[Dataset items]
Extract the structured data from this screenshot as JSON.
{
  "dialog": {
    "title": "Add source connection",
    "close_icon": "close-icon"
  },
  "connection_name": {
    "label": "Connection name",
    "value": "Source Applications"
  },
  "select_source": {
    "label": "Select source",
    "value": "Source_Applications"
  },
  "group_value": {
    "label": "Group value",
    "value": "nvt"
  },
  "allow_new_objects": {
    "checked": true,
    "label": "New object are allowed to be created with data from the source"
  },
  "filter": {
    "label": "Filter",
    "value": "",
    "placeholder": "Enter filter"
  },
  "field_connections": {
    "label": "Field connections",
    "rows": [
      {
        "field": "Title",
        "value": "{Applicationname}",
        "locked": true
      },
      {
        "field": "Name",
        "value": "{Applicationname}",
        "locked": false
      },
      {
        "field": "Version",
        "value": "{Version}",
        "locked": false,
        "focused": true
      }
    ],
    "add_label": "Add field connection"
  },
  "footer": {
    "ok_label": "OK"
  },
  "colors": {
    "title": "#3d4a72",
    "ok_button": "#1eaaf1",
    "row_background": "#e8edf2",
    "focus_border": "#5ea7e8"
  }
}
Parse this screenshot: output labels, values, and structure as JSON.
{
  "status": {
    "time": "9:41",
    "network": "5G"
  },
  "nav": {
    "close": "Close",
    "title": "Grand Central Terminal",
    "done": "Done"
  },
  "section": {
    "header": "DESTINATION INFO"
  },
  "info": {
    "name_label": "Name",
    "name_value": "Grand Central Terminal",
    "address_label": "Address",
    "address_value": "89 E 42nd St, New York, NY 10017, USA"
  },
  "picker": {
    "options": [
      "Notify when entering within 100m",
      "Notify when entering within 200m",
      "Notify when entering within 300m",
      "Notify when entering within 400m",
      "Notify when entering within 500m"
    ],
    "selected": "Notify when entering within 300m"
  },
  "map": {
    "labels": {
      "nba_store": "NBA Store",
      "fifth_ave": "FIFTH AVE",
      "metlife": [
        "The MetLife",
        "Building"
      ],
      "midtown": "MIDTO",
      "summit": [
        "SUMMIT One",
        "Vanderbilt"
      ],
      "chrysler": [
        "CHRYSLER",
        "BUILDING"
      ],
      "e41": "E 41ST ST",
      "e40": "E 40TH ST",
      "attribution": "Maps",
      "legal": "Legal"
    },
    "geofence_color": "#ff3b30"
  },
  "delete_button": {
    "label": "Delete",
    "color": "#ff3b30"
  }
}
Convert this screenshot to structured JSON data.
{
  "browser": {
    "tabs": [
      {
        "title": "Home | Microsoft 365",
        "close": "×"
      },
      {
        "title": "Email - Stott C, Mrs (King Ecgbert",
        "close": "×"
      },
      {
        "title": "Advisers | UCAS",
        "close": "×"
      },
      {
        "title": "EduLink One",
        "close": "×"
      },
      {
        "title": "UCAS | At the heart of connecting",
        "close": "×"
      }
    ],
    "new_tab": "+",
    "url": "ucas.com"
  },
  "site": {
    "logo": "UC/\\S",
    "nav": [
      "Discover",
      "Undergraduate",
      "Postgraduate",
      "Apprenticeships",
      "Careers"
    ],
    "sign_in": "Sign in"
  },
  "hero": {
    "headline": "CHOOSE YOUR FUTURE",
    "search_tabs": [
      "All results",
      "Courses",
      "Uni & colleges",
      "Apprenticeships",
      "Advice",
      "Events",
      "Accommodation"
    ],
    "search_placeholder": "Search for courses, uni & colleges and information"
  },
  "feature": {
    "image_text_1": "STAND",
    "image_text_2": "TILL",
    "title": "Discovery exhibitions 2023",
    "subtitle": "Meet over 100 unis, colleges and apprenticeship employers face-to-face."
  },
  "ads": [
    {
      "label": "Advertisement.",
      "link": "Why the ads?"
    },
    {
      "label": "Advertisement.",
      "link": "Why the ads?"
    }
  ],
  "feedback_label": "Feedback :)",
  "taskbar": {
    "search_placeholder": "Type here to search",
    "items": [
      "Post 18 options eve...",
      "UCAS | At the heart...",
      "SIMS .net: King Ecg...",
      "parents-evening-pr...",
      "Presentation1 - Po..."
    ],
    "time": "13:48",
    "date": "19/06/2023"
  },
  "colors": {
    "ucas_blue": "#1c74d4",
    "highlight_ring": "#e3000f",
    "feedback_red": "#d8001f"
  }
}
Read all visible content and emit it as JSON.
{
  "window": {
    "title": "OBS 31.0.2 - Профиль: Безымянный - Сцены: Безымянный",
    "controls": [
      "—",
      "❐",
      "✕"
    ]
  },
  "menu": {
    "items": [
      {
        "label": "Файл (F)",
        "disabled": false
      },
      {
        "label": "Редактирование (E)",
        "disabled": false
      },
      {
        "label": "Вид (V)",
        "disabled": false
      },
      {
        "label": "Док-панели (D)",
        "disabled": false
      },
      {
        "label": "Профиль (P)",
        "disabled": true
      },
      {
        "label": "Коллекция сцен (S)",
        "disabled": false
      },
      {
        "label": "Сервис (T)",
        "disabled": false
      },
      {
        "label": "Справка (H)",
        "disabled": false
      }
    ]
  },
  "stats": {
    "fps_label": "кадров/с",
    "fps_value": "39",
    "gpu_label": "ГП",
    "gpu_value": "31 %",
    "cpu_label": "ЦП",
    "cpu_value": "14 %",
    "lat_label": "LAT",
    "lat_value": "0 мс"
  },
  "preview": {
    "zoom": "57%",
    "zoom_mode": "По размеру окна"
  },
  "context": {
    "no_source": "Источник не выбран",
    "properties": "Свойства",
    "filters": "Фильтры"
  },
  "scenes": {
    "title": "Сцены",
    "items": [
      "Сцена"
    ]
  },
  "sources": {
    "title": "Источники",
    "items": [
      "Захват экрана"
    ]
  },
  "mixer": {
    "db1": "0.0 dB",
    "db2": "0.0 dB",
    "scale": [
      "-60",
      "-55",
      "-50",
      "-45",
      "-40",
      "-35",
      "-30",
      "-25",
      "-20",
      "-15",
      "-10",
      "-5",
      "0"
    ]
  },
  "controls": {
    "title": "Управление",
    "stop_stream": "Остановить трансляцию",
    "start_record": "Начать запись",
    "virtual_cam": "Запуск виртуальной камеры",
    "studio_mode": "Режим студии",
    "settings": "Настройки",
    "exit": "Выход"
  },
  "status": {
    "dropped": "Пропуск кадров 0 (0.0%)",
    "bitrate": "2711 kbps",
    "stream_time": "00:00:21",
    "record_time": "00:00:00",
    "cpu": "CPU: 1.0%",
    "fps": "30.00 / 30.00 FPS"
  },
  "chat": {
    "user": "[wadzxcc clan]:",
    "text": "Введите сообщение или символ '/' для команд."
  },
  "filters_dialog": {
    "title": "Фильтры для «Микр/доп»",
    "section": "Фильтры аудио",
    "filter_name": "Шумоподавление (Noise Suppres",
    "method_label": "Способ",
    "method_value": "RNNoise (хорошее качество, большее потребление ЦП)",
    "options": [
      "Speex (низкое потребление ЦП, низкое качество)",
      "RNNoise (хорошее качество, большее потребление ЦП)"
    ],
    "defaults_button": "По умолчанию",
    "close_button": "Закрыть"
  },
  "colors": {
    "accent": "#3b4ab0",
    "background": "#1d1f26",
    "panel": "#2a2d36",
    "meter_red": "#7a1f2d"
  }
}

### WRITTEN EXERCISE:
Repeat the records exactly, including every line.

### FINAL RESULT:
Extract the structured data from this screenshot as JSON.
{
  "dialog": {
    "title": "Add source connection",
    "close_icon": "close-icon"
  },
  "connection_name": {
    "label": "Connection name",
    "value": "Source Applications"
  },
  "select_source": {
    "label": "Select source",
    "value": "Source_Applications"
  },
  "group_value": {
    "label": "Group value",
    "value": "nvt"
  },
  "allow_new_objects": {
    "checked": true,
    "label": "New object are allowed to be created with data from the source"
  },
  "filter": {
    "label": "Filter",
    "value": "",
    "placeholder": "Enter filter"
  },
  "field_connections": {
    "label": "Field connections",
    "rows": [
      {
        "field": "Title",
        "value": "{Applicationname}",
        "locked": true
      },
      {
        "field": "Name",
        "value": "{Applicationname}",
        "locked": false
      },
      {
        "field": "Version",
        "value": "{Version}",
        "locked": false,
        "focused": true
      }
    ],
    "add_label": "Add field connection"
  },
  "footer": {
    "ok_label": "OK"
  },
  "colors": {
    "title": "#3d4a72",
    "ok_button": "#1eaaf1",
    "row_background": "#e8edf2",
    "focus_border": "#5ea7e8"
  }
}
Parse this screenshot: output labels, values, and structure as JSON.
{
  "status": {
    "time": "9:41",
    "network": "5G"
  },
  "nav": {
    "close": "Close",
    "title": "Grand Central Terminal",
    "done": "Done"
  },
  "section": {
    "header": "DESTINATION INFO"
  },
  "info": {
    "name_label": "Name",
    "name_value": "Grand Central Terminal",
    "address_label": "Address",
    "address_value": "89 E 42nd St, New York, NY 10017, USA"
  },
  "picker": {
    "options": [
      "Notify when entering within 100m",
      "Notify when entering within 200m",
      "Notify when entering within 300m",
      "Notify when entering within 400m",
      "Notify when entering within 500m"
    ],
    "selected": "Notify when entering within 300m"
  },
  "map": {
    "labels": {
      "nba_store": "NBA Store",
      "fifth_ave": "FIFTH AVE",
      "metlife": [
        "The MetLife",
        "Building"
      ],
      "midtown": "MIDTO",
      "summit": [
        "SUMMIT One",
        "Vanderbilt"
      ],
      "chrysler": [
        "CHRYSLER",
        "BUILDING"
      ],
      "e41": "E 41ST ST",
      "e40": "E 40TH ST",
      "attribution": "Maps",
      "legal": "Legal"
    },
    "geofence_color": "#ff3b30"
  },
  "delete_button": {
    "label": "Delete",
    "color": "#ff3b30"
  }
}
Convert this screenshot to structured JSON data.
{
  "browser": {
    "tabs": [
      {
        "title": "Home | Microsoft 365",
        "close": "×"
      },
      {
        "title": "Email - Stott C, Mrs (King Ecgbert",
        "close": "×"
      },
      {
        "title": "Advisers | UCAS",
        "close": "×"
      },
      {
        "title": "EduLink One",
        "close": "×"
      },
      {
        "title": "UCAS | At the heart of connecting",
        "close": "×"
      }
    ],
    "new_tab": "+",
    "url": "ucas.com"
  },
  "site": {
    "logo": "UC/\\S",
    "nav": [
      "Discover",
      "Undergraduate",
      "Postgraduate",
      "Apprenticeships",
      "Careers"
    ],
    "sign_in": "Sign in"
  },
  "hero": {
    "headline": "CHOOSE YOUR FUTURE",
    "search_tabs": [
      "All results",
      "Courses",
      "Uni & colleges",
      "Apprenticeships",
      "Advice",
      "Events",
      "Accommodation"
    ],
    "search_placeholder": "Search for courses, uni & colleges and information"
  },
  "feature": {
    "image_text_1": "STAND",
    "image_text_2": "TILL",
    "title": "Discovery exhibitions 2023",
    "subtitle": "Meet over 100 unis, colleges and apprenticeship employers face-to-face."
  },
  "ads": [
    {
      "label": "Advertisement.",
      "link": "Why the ads?"
    },
    {
      "label": "Advertisement.",
      "link": "Why the ads?"
    }
  ],
  "feedback_label": "Feedback :)",
  "taskbar": {
    "search_placeholder": "Type here to search",
    "items": [
      "Post 18 options eve...",
      "UCAS | At the heart...",
      "SIMS .net: King Ecg...",
      "parents-evening-pr...",
      "Presentation1 - Po..."
    ],
    "time": "13:48",
    "date": "19/06/2023"
  },
  "colors": {
    "ucas_blue": "#1c74d4",
    "highlight_ring": "#e3000f",
    "feedback_red": "#d8001f"
  }
}
Read all visible content and emit it as JSON.
{
  "window": {
    "title": "OBS 31.0.2 - Профиль: Безымянный - Сцены: Безымянный",
    "controls": [
      "—",
      "❐",
      "✕"
    ]
  },
  "menu": {
    "items": [
      {
        "label": "Файл (F)",
        "disabled": false
      },
      {
        "label": "Редактирование (E)",
        "disabled": false
      },
      {
        "label": "Вид (V)",
        "disabled": false
      },
      {
        "label": "Док-панели (D)",
        "disabled": false
      },
      {
        "label": "Профиль (P)",
        "disabled": true
      },
      {
        "label": "Коллекция сцен (S)",
        "disabled": false
      },
      {
        "label": "Сервис (T)",
        "disabled": false
      },
      {
        "label": "Справка (H)",
        "disabled": false
      }
    ]
  },
  "stats": {
    "fps_label": "кадров/с",
    "fps_value": "39",
    "gpu_label": "ГП",
    "gpu_value": "31 %",
    "cpu_label": "ЦП",
    "cpu_value": "14 %",
    "lat_label": "LAT",
    "lat_value": "0 мс"
  },
  "preview": {
    "zoom": "57%",
    "zoom_mode": "По размеру окна"
  },
  "context": {
    "no_source": "Источник не выбран",
    "properties": "Свойства",
    "filters": "Фильтры"
  },
  "scenes": {
    "title": "Сцены",
    "items": [
      "Сцена"
    ]
  },
  "sources": {
    "title": "Источники",
    "items": [
      "Захват экрана"
    ]
  },
  "mixer": {
    "db1": "0.0 dB",
    "db2": "0.0 dB",
    "scale": [
      "-60",
      "-55",
      "-50",
      "-45",
      "-40",
      "-35",
      "-30",
      "-25",
      "-20",
      "-15",
      "-10",
      "-5",
      "0"
    ]
  },
  "controls": {
    "title": "Управление",
    "stop_stream": "Остановить трансляцию",
    "start_record": "Начать запись",
    "virtual_cam": "Запуск виртуальной камеры",
    "studio_mode": "Режим студии",
    "settings": "Настройки",
    "exit": "Выход"
  },
  "status": {
    "dropped": "Пропуск кадров 0 (0.0%)",
    "bitrate": "2711 kbps",
    "stream_time": "00:00:21",
    "record_time": "00:00:00",
    "cpu": "CPU: 1.0%",
    "fps": "30.00 / 30.00 FPS"
  },
  "chat": {
    "user": "[wadzxcc clan]:",
    "text": "Введите сообщение или символ '/' для команд."
  },
  "filters_dialog": {
    "title": "Фильтры для «Микр/доп»",
    "section": "Фильтры аудио",
    "filter_name": "Шумоподавление (Noise Suppres",
    "method_label": "Способ",
    "method_value": "RNNoise (хорошее качество, большее потребление ЦП)",
    "options": [
      "Speex (низкое потребление ЦП, низкое качество)",
      "RNNoise (хорошее качество, большее потребление ЦП)"
    ],
    "defaults_button": "По умолчанию",
    "close_button": "Закрыть"
  },
  "colors": {
    "accent": "#3b4ab0",
    "background": "#1d1f26",
    "panel": "#2a2d36",
    "meter_red": "#7a1f2d"
  }
}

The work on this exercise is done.